======== BRANO PROPOSTO ========

Salvatore Esposito/contrasto
1 Marzo 2022
Rosa Esposito

In un vecchio edificio, in uno dei quartieri più multietnici della città, c’è una piccola e storica scuola di italiano per stranieri e richiedenti asilo. La scuola è piccola, ma rimane un importante crocevia di persone provenienti da tutti i paesi del mondo e per questo è stata molte volte paragonata con entusiasmo a un “porto di mare”. Il porto non è formato solo dagli studenti della scuola, ma anche da un mare di maestri e maestre che volontariamente decidono di dedicare il loro tempo all’insegnamento dell’italiano. Insegnare una lingua straniera è un lavoro complesso, soprattutto se quest’ultima deve essere trasmessa a persone di cultura diversa. È un processo delicato e (a livello teorico) noi volontari sembriamo tenerlo ben presente; ma nella pratica, una volta in classe, la situazione cambia radicalmente, mettendo in risalto un grande scollamento tra il pensiero e l’azione. Questo divario è pericoloso per chi, pur a livello volontario, fa questo genere di lavoro ed è bene prenderne consapevolezza il prima possibile. È incredibile, infatti, quanto sia facile, nonostante tutta la buona volontà, ritrovarsi a essere maestri mediocri e perseguire ostinatamente e in maniera ottusa la propria strada senza accorgersi di avere ormai perso i propri studenti. Evidentemente la buona volontà non basta.

Che fare dunque? Come prima cosa, dovremmo – in quanto insegnanti volontari – capire chi siamo, ovvero pensionati e studenti universitari mossi da altruistici sentimenti e che vedono nell’insegnamento dell’italiano una valida attività per impegnare i momenti di tempo libero. Come diceva Deligny, siamo convinti di avere quel “briciolo di intuizione, immaginazione creativa e simpatia verso l’uomo”. Eppure, nonostante ciò, rimaniamo disgraziatamente “inconchigliati” in noi stessi: conchiglie forse belle se viste dal di fuori, ma chiuse ermeticamente. Così, ci siamo scordati cosa vuol dire essere studenti, non parlare una lingua, sentirsi a disagio, annoiarsi alle lezioni, vivere in un paese straniero.
I due elementi che permettono al volontario e alla volontaria di restare inconchigliati in se stessi sono la sottovalutazione dell’insegnamento e l’idea di tempo libero. Oggi, nel nostro immaginario, il ruolo di maestro (insieme a quello di educatore) ha perso significato e anche a livello istituzionale si tratta di un mestiere sottovalutato, sottopagato e senza valore. È diffusa, inoltre, la convinzione che insegnare la propria lingua madre sia qualcosa di intuitivo, un lavoro che non richieda troppi sforzi. Questa è la prima trappola: cadere nell’illusione che sia facile trasmettere una materia conosciuta alla perfezione, trascurando la complessità della lingua e dell’insegnamento. L’altra trappola sta nel fatto che il volontario decide di impegnare il proprio tempo libero. Il tempo libero non ammette sforzi radicali e non accetta di essere disturbato. Dovremmo invece, in quanto maestre e maestri volontari, attuare un “attacco a noi stessi”, mettendoci continuamente in discussione, uscendo dalle nostre convinzioni e convenzioni. Purtroppo la parola “attacco” entra in conflitto proprio con quella dimensione nociva di tempo libero, di sicurezza personale e di autoconvincimento. Lavorare sui dubbi, sui fallimenti e sui successi – studiare, insomma – è uno sforzo aggiuntivo, faticoso e spesso doloroso anche per chi fa di questi lavori una professione. Ma il volontariato, come si è detto, è tempo libero… ed è triste vedere quanto siano poche le realtà di questo tipo che intraprendono un serio percorso di autocritica e formazione.

======== DATI REGISTRATI ========

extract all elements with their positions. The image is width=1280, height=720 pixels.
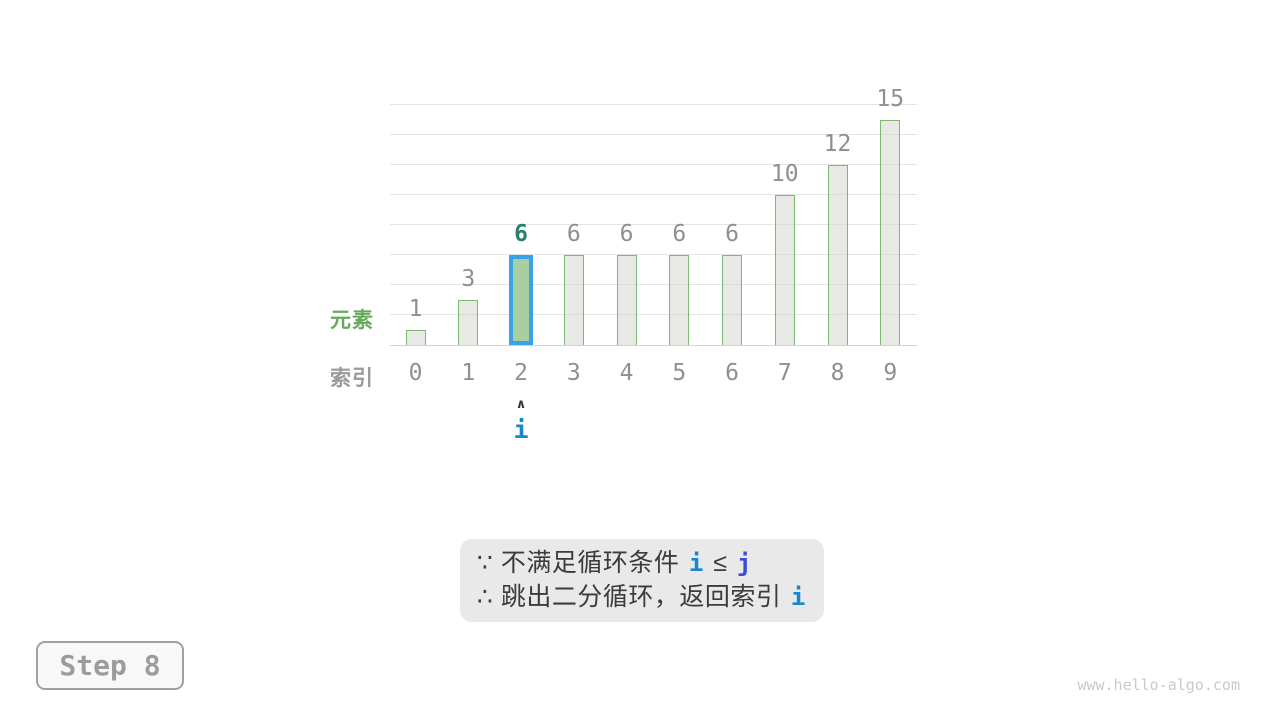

========

• OBIETTIVI:
1. Elenca le cose che, secondo il brano sull'insegnamento volontario dell'italiano, noi volontari ci siamo scordati.
2. Per favore, riprendi il brano sull'insegnamento volontario dell'italiano dal punto in cui si interrompe.

• RISULTATI DELL'ESERCIZIO:
1.
- Cosa vuol dire essere studenti
- Non parlare una lingua
- Sentirsi a disagio
- Annoiarsi alle lezioni
- Vivere in un paese straniero

2.
Il rischio, nel rinunciare a un attacco a se stessi, è che qualsiasi lavoro, anche quello del volontariato, si riduca a un rituale dogmatico, come una religione. Carlo Levi diceva che “non c’è religione senza sacrificio”. Se rinunciamo a mettere in discussione noi stessi, il sacrificio ricadrà proprio sui nostri studenti e così la persona migrante che decide di imparare la nostra lingua diventa una specie di ospite, un ospite sacro. Eppure, se di questa religione noi siamo i sacerdoti, allora dovremo necessariamente sacrificare qualcosa o qualcuno affinché essa possa rimanere tale. Il volontariato, la lezione e gli studenti stessi devono rispondere alle nostre esigenze e non viceversa; per questo il sacrificabile sarà proprio il nostro studente. Con mossa da trasformista, l’atto di volontariato assume paradossalmente l’aspetto di un servizio a maggior vantaggio dei volontari, voltando invece le spalle a chi dovrebbe godere del nostro lavoro.

In classe
Nella scuola, la formazione dei nuovi volontari avviene frettolosamente, in un paio d’ore, su alcune dispense. In queste fotocopie sono riportati il sillabo (il programma da attuare a seconda del livello linguistico degli studenti) e le valide norme generali per affrontare e strutturare una buona lezione. La direttiva principale è di insegnare usando il metodo comunicativo: ormai la lingua non può essere più concepita a brandelli, secondo dettami grammaticali, ma deve essere appresa nel modo più naturale possibile, simulando i contesti o partendo da trame testuali che consentano di capire come quella lingua funzioni. La grammatica è indubbiamente utile, ma a ben vedere è anche una sterile scomposizione che riduce la lingua a un complicato puzzle, escludendo la naturale scoperta delle regole. Viene poi insegnato a non appesantire le lezioni con un eccessivo carico di parole; si avverte sulla pericolosità dell’abuso della traduzione, che evita lo sforzo di apprendimento; si sottolinea l’importanza dell’errore, che non deve essere subito corretto e condannato, ma deve diventare occasione di riflessione e apprendimento. Infine si invitano gli insegnanti ad andare al passo di chi ha più difficoltà.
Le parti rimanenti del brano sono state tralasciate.